State the number of lines below in which the word "ценам" appears. Nothing else belongs in the answer.

====== Information given

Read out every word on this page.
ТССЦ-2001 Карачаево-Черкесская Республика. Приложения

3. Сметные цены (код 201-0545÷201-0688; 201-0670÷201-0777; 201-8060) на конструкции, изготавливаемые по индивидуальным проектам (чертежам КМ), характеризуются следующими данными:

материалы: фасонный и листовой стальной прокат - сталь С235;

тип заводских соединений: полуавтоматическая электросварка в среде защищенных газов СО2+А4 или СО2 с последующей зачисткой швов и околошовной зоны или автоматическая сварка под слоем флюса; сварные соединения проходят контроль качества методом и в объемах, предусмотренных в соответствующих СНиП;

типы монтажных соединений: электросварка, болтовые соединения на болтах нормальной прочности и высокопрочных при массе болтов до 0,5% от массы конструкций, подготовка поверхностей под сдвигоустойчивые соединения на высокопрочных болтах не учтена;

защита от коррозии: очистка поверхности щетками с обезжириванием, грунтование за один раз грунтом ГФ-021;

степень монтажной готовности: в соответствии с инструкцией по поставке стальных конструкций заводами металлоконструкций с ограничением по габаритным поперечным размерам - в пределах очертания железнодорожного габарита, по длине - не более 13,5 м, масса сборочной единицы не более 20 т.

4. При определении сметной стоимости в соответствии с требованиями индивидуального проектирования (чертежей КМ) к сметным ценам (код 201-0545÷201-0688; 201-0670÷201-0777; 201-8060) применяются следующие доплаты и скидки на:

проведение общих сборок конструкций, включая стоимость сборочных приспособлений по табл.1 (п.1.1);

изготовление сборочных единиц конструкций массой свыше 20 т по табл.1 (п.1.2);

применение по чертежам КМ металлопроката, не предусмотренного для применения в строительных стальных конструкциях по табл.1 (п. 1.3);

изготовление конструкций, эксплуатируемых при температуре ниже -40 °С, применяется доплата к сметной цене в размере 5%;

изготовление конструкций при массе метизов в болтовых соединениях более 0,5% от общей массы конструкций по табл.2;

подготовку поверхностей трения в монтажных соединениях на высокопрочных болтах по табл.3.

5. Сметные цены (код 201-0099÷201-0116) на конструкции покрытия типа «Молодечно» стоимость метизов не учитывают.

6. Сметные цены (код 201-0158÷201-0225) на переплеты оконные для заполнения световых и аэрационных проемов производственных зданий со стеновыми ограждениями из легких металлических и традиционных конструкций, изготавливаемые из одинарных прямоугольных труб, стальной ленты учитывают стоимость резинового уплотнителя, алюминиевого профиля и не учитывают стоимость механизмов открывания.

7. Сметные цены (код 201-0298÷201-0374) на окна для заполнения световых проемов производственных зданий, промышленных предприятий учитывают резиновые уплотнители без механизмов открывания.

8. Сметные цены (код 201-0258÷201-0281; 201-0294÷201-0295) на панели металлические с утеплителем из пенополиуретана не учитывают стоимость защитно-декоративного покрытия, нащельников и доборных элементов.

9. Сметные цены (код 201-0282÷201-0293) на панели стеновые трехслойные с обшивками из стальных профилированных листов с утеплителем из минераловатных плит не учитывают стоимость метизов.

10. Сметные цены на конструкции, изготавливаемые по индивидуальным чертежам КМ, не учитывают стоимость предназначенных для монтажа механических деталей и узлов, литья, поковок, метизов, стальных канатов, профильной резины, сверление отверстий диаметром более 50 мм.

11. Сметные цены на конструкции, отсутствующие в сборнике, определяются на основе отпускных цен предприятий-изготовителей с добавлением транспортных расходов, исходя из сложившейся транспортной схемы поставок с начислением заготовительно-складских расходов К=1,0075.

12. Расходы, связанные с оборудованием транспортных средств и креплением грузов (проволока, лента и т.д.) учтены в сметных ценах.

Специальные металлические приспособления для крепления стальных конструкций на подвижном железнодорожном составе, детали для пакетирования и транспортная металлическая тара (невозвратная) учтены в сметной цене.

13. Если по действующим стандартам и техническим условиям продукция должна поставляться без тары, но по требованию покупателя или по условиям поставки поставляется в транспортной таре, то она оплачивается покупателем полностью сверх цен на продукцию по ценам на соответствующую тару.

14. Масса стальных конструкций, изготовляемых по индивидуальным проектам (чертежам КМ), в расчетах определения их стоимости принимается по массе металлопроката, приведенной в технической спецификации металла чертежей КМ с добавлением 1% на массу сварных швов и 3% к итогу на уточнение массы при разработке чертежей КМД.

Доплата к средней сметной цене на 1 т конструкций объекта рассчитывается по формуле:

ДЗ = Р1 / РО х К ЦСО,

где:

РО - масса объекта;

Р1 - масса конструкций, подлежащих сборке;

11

============

Expected answer:
2